DIRECTIVE » In your copy, repeat the records exactly and leave out the pictures.

PROVIDED DATA »
* begin *

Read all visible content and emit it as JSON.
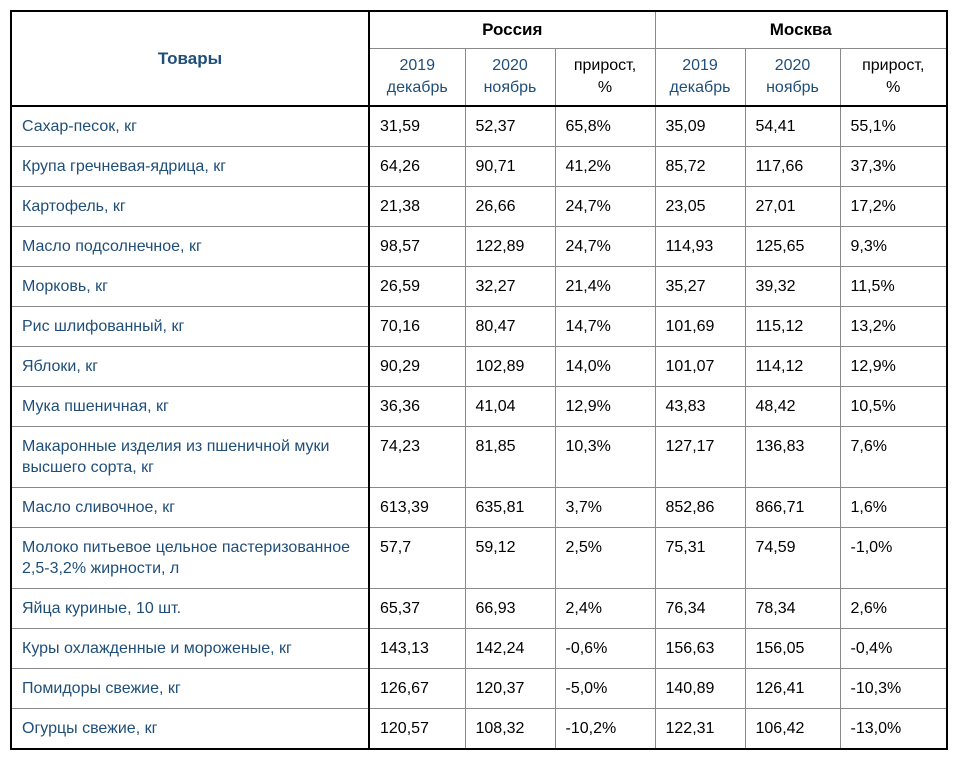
{
  "table": {
    "title_column": "Товары",
    "region_groups": [
      "Россия",
      "Москва"
    ],
    "column_headers": [
      {
        "line1": "2019",
        "line2": "декабрь"
      },
      {
        "line1": "2020",
        "line2": "ноябрь"
      },
      {
        "line1": "прирост,",
        "line2": "%"
      }
    ],
    "rows": [
      {
        "product": "Сахар-песок, кг",
        "values": [
          "31,59",
          "52,37",
          "65,8%",
          "35,09",
          "54,41",
          "55,1%"
        ]
      },
      {
        "product": "Крупа гречневая-ядрица, кг",
        "values": [
          "64,26",
          "90,71",
          "41,2%",
          "85,72",
          "117,66",
          "37,3%"
        ]
      },
      {
        "product": "Картофель, кг",
        "values": [
          "21,38",
          "26,66",
          "24,7%",
          "23,05",
          "27,01",
          "17,2%"
        ]
      },
      {
        "product": "Масло подсолнечное, кг",
        "values": [
          "98,57",
          "122,89",
          "24,7%",
          "114,93",
          "125,65",
          "9,3%"
        ]
      },
      {
        "product": "Морковь, кг",
        "values": [
          "26,59",
          "32,27",
          "21,4%",
          "35,27",
          "39,32",
          "11,5%"
        ]
      },
      {
        "product": "Рис шлифованный, кг",
        "values": [
          "70,16",
          "80,47",
          "14,7%",
          "101,69",
          "115,12",
          "13,2%"
        ]
      },
      {
        "product": "Яблоки, кг",
        "values": [
          "90,29",
          "102,89",
          "14,0%",
          "101,07",
          "114,12",
          "12,9%"
        ]
      },
      {
        "product": "Мука пшеничная, кг",
        "values": [
          "36,36",
          "41,04",
          "12,9%",
          "43,83",
          "48,42",
          "10,5%"
        ]
      },
      {
        "product": "Макаронные изделия из пшеничной муки высшего сорта, кг",
        "values": [
          "74,23",
          "81,85",
          "10,3%",
          "127,17",
          "136,83",
          "7,6%"
        ]
      },
      {
        "product": "Масло сливочное, кг",
        "values": [
          "613,39",
          "635,81",
          "3,7%",
          "852,86",
          "866,71",
          "1,6%"
        ]
      },
      {
        "product": "Молоко питьевое цельное пастеризованное 2,5-3,2% жирности, л",
        "values": [
          "57,7",
          "59,12",
          "2,5%",
          "75,31",
          "74,59",
          "-1,0%"
        ]
      },
      {
        "product": "Яйца куриные, 10 шт.",
        "values": [
          "65,37",
          "66,93",
          "2,4%",
          "76,34",
          "78,34",
          "2,6%"
        ]
      },
      {
        "product": "Куры охлажденные и мороженые, кг",
        "values": [
          "143,13",
          "142,24",
          "-0,6%",
          "156,63",
          "156,05",
          "-0,4%"
        ]
      },
      {
        "product": "Помидоры свежие, кг",
        "values": [
          "126,67",
          "120,37",
          "-5,0%",
          "140,89",
          "126,41",
          "-10,3%"
        ]
      },
      {
        "product": "Огурцы свежие, кг",
        "values": [
          "120,57",
          "108,32",
          "-10,2%",
          "122,31",
          "106,42",
          "-13,0%"
        ]
      }
    ]
  },
  "colors": {
    "heading_blue": "#1F4E79",
    "text_black": "#000000",
    "grid_line": "#898989",
    "outer_border": "#000000"
  },
  "chart_data": {
    "type": "table",
    "title": "",
    "categories": [
      "Сахар-песок, кг",
      "Крупа гречневая-ядрица, кг",
      "Картофель, кг",
      "Масло подсолнечное, кг",
      "Морковь, кг",
      "Рис шлифованный, кг",
      "Яблоки, кг",
      "Мука пшеничная, кг",
      "Макаронные изделия из пшеничной муки высшего сорта, кг",
      "Масло сливочное, кг",
      "Молоко питьевое цельное пастеризованное 2,5-3,2% жирности, л",
      "Яйца куриные, 10 шт.",
      "Куры охлажденные и мороженые, кг",
      "Помидоры свежие, кг",
      "Огурцы свежие, кг"
    ],
    "series": [
      {
        "name": "Россия 2019 декабрь",
        "values": [
          31.59,
          64.26,
          21.38,
          98.57,
          26.59,
          70.16,
          90.29,
          36.36,
          74.23,
          613.39,
          57.7,
          65.37,
          143.13,
          126.67,
          120.57
        ]
      },
      {
        "name": "Россия 2020 ноябрь",
        "values": [
          52.37,
          90.71,
          26.66,
          122.89,
          32.27,
          80.47,
          102.89,
          41.04,
          81.85,
          635.81,
          59.12,
          66.93,
          142.24,
          120.37,
          108.32
        ]
      },
      {
        "name": "Россия прирост, %",
        "values": [
          65.8,
          41.2,
          24.7,
          24.7,
          21.4,
          14.7,
          14.0,
          12.9,
          10.3,
          3.7,
          2.5,
          2.4,
          -0.6,
          -5.0,
          -10.2
        ]
      },
      {
        "name": "Москва 2019 декабрь",
        "values": [
          35.09,
          85.72,
          23.05,
          114.93,
          35.27,
          101.69,
          101.07,
          43.83,
          127.17,
          852.86,
          75.31,
          76.34,
          156.63,
          140.89,
          122.31
        ]
      },
      {
        "name": "Москва 2020 ноябрь",
        "values": [
          54.41,
          117.66,
          27.01,
          125.65,
          39.32,
          115.12,
          114.12,
          48.42,
          136.83,
          866.71,
          74.59,
          78.34,
          156.05,
          126.41,
          106.42
        ]
      },
      {
        "name": "Москва прирост, %",
        "values": [
          55.1,
          37.3,
          17.2,
          9.3,
          11.5,
          13.2,
          12.9,
          10.5,
          7.6,
          1.6,
          -1.0,
          2.6,
          -0.4,
          -10.3,
          -13.0
        ]
      }
    ]
  }
}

* end *

RESULT »
Read all visible content and emit it as JSON.
{
  "table": {
    "title_column": "Товары",
    "region_groups": [
      "Россия",
      "Москва"
    ],
    "column_headers": [
      {
        "line1": "2019",
        "line2": "декабрь"
      },
      {
        "line1": "2020",
        "line2": "ноябрь"
      },
      {
        "line1": "прирост,",
        "line2": "%"
      }
    ],
    "rows": [
      {
        "product": "Сахар-песок, кг",
        "values": [
          "31,59",
          "52,37",
          "65,8%",
          "35,09",
          "54,41",
          "55,1%"
        ]
      },
      {
        "product": "Крупа гречневая-ядрица, кг",
        "values": [
          "64,26",
          "90,71",
          "41,2%",
          "85,72",
          "117,66",
          "37,3%"
        ]
      },
      {
        "product": "Картофель, кг",
        "values": [
          "21,38",
          "26,66",
          "24,7%",
          "23,05",
          "27,01",
          "17,2%"
        ]
      },
      {
        "product": "Масло подсолнечное, кг",
        "values": [
          "98,57",
          "122,89",
          "24,7%",
          "114,93",
          "125,65",
          "9,3%"
        ]
      },
      {
        "product": "Морковь, кг",
        "values": [
          "26,59",
          "32,27",
          "21,4%",
          "35,27",
          "39,32",
          "11,5%"
        ]
      },
      {
        "product": "Рис шлифованный, кг",
        "values": [
          "70,16",
          "80,47",
          "14,7%",
          "101,69",
          "115,12",
          "13,2%"
        ]
      },
      {
        "product": "Яблоки, кг",
        "values": [
          "90,29",
          "102,89",
          "14,0%",
          "101,07",
          "114,12",
          "12,9%"
        ]
      },
      {
        "product": "Мука пшеничная, кг",
        "values": [
          "36,36",
          "41,04",
          "12,9%",
          "43,83",
          "48,42",
          "10,5%"
        ]
      },
      {
        "product": "Макаронные изделия из пшеничной муки высшего сорта, кг",
        "values": [
          "74,23",
          "81,85",
          "10,3%",
          "127,17",
          "136,83",
          "7,6%"
        ]
      },
      {
        "product": "Масло сливочное, кг",
        "values": [
          "613,39",
          "635,81",
          "3,7%",
          "852,86",
          "866,71",
          "1,6%"
        ]
      },
      {
        "product": "Молоко питьевое цельное пастеризованное 2,5-3,2% жирности, л",
        "values": [
          "57,7",
          "59,12",
          "2,5%",
          "75,31",
          "74,59",
          "-1,0%"
        ]
      },
      {
        "product": "Яйца куриные, 10 шт.",
        "values": [
          "65,37",
          "66,93",
          "2,4%",
          "76,34",
          "78,34",
          "2,6%"
        ]
      },
      {
        "product": "Куры охлажденные и мороженые, кг",
        "values": [
          "143,13",
          "142,24",
          "-0,6%",
          "156,63",
          "156,05",
          "-0,4%"
        ]
      },
      {
        "product": "Помидоры свежие, кг",
        "values": [
          "126,67",
          "120,37",
          "-5,0%",
          "140,89",
          "126,41",
          "-10,3%"
        ]
      },
      {
        "product": "Огурцы свежие, кг",
        "values": [
          "120,57",
          "108,32",
          "-10,2%",
          "122,31",
          "106,42",
          "-13,0%"
        ]
      }
    ]
  },
  "colors": {
    "heading_blue": "#1F4E79",
    "text_black": "#000000",
    "grid_line": "#898989",
    "outer_border": "#000000"
  },
  "chart_data": {
    "type": "table",
    "title": "",
    "categories": [
      "Сахар-песок, кг",
      "Крупа гречневая-ядрица, кг",
      "Картофель, кг",
      "Масло подсолнечное, кг",
      "Морковь, кг",
      "Рис шлифованный, кг",
      "Яблоки, кг",
      "Мука пшеничная, кг",
      "Макаронные изделия из пшеничной муки высшего сорта, кг",
      "Масло сливочное, кг",
      "Молоко питьевое цельное пастеризованное 2,5-3,2% жирности, л",
      "Яйца куриные, 10 шт.",
      "Куры охлажденные и мороженые, кг",
      "Помидоры свежие, кг",
      "Огурцы свежие, кг"
    ],
    "series": [
      {
        "name": "Россия 2019 декабрь",
        "values": [
          31.59,
          64.26,
          21.38,
          98.57,
          26.59,
          70.16,
          90.29,
          36.36,
          74.23,
          613.39,
          57.7,
          65.37,
          143.13,
          126.67,
          120.57
        ]
      },
      {
        "name": "Россия 2020 ноябрь",
        "values": [
          52.37,
          90.71,
          26.66,
          122.89,
          32.27,
          80.47,
          102.89,
          41.04,
          81.85,
          635.81,
          59.12,
          66.93,
          142.24,
          120.37,
          108.32
        ]
      },
      {
        "name": "Россия прирост, %",
        "values": [
          65.8,
          41.2,
          24.7,
          24.7,
          21.4,
          14.7,
          14.0,
          12.9,
          10.3,
          3.7,
          2.5,
          2.4,
          -0.6,
          -5.0,
          -10.2
        ]
      },
      {
        "name": "Москва 2019 декабрь",
        "values": [
          35.09,
          85.72,
          23.05,
          114.93,
          35.27,
          101.69,
          101.07,
          43.83,
          127.17,
          852.86,
          75.31,
          76.34,
          156.63,
          140.89,
          122.31
        ]
      },
      {
        "name": "Москва 2020 ноябрь",
        "values": [
          54.41,
          117.66,
          27.01,
          125.65,
          39.32,
          115.12,
          114.12,
          48.42,
          136.83,
          866.71,
          74.59,
          78.34,
          156.05,
          126.41,
          106.42
        ]
      },
      {
        "name": "Москва прирост, %",
        "values": [
          55.1,
          37.3,
          17.2,
          9.3,
          11.5,
          13.2,
          12.9,
          10.5,
          7.6,
          1.6,
          -1.0,
          2.6,
          -0.4,
          -10.3,
          -13.0
        ]
      }
    ]
  }
}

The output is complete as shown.